## Start

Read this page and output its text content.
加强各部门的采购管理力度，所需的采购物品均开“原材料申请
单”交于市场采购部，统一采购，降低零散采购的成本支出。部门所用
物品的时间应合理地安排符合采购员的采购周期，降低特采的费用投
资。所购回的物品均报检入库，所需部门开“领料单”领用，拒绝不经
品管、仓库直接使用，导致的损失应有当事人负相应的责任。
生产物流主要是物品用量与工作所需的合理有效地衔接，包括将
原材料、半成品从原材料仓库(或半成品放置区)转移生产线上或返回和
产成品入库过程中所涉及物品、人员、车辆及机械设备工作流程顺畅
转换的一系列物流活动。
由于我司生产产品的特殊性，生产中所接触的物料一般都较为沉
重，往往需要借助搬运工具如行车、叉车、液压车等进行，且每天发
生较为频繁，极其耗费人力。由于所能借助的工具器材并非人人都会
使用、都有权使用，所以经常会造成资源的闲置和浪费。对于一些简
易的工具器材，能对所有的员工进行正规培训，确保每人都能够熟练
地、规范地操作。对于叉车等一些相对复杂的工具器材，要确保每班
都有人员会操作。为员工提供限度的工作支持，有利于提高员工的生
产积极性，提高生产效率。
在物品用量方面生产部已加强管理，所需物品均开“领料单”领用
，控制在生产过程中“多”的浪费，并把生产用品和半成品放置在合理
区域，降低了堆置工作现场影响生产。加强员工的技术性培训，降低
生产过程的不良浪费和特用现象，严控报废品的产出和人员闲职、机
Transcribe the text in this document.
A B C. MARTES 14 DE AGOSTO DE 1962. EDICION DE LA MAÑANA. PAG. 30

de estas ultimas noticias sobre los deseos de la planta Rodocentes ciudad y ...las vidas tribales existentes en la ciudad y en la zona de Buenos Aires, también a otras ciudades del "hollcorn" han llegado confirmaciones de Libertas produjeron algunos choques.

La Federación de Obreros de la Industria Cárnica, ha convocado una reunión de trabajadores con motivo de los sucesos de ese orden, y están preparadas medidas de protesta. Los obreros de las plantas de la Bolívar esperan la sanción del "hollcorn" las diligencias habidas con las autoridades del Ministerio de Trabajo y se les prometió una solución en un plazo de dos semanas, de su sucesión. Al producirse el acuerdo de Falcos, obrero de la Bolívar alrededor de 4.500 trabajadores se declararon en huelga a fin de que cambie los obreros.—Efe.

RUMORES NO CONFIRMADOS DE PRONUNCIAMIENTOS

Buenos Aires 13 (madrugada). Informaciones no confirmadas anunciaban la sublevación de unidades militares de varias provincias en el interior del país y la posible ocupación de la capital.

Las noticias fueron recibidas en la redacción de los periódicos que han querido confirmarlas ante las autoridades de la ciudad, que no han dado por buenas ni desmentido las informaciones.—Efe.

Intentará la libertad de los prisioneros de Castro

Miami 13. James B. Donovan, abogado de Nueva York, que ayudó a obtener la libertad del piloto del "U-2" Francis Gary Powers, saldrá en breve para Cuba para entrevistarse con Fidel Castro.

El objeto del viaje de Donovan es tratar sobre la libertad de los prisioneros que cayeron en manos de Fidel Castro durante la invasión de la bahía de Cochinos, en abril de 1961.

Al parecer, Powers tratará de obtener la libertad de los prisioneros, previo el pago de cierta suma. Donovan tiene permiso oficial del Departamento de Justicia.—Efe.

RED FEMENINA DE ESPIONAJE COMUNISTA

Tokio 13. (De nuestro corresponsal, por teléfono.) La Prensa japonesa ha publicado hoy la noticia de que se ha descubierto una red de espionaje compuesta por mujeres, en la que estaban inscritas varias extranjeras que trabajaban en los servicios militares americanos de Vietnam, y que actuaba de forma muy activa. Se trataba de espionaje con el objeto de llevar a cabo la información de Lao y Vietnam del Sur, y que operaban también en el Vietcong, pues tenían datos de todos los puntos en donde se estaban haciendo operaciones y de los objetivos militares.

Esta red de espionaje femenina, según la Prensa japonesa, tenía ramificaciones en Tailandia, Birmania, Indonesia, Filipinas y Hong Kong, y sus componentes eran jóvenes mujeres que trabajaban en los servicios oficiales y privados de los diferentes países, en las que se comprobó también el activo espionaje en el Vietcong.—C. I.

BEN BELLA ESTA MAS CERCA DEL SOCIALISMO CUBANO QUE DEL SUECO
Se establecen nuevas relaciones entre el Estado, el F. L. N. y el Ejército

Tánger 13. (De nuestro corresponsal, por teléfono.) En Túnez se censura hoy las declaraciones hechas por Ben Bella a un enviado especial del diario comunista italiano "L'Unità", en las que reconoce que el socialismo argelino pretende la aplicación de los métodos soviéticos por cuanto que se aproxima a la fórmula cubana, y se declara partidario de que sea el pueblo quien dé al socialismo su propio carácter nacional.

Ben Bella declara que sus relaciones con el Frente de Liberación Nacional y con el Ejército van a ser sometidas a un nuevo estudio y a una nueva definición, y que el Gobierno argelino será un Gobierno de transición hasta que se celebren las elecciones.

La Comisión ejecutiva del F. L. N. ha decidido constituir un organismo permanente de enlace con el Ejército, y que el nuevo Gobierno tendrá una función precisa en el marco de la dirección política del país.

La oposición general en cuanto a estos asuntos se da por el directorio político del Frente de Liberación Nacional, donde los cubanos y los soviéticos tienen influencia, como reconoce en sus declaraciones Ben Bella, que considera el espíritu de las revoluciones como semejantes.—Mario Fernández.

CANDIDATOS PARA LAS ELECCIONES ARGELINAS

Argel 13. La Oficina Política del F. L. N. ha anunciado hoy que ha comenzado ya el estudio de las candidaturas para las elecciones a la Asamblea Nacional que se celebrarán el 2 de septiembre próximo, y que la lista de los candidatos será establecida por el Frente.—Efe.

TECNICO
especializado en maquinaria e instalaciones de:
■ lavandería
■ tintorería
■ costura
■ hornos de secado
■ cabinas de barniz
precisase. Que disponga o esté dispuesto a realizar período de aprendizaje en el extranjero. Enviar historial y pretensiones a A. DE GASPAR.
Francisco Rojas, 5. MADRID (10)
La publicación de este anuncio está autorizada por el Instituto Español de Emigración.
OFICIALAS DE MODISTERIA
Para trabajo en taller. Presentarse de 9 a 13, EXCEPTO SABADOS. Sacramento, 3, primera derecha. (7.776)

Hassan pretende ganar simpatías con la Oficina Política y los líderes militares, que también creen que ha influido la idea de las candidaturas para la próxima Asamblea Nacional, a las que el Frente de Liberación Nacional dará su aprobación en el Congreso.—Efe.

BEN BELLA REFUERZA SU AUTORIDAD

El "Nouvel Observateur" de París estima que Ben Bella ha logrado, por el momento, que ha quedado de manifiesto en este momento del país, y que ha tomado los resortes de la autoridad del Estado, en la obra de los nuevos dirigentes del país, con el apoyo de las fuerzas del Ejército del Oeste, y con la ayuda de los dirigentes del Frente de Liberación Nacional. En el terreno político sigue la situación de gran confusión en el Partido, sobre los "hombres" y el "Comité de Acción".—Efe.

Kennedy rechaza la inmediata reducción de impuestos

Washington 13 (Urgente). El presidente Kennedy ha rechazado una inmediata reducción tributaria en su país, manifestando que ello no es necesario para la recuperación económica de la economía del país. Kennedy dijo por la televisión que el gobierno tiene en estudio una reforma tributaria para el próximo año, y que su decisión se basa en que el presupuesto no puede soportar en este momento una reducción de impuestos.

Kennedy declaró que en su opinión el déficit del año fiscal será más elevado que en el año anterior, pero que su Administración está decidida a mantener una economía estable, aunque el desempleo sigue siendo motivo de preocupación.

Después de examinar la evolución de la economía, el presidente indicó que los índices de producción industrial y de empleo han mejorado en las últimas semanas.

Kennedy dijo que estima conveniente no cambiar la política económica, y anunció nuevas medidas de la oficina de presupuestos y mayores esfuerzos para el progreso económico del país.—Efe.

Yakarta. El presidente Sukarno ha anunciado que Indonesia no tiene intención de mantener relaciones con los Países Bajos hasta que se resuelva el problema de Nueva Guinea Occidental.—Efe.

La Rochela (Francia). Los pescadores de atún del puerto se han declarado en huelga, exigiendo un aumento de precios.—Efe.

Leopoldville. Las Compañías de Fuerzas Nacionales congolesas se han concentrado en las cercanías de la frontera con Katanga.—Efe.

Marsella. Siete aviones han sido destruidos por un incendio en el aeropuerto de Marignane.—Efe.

## End

§ Your instructions
Show the lines where the word "text" appears in the entries.

§ Correct output
Read this page and output its text content.
Transcribe the text in this document.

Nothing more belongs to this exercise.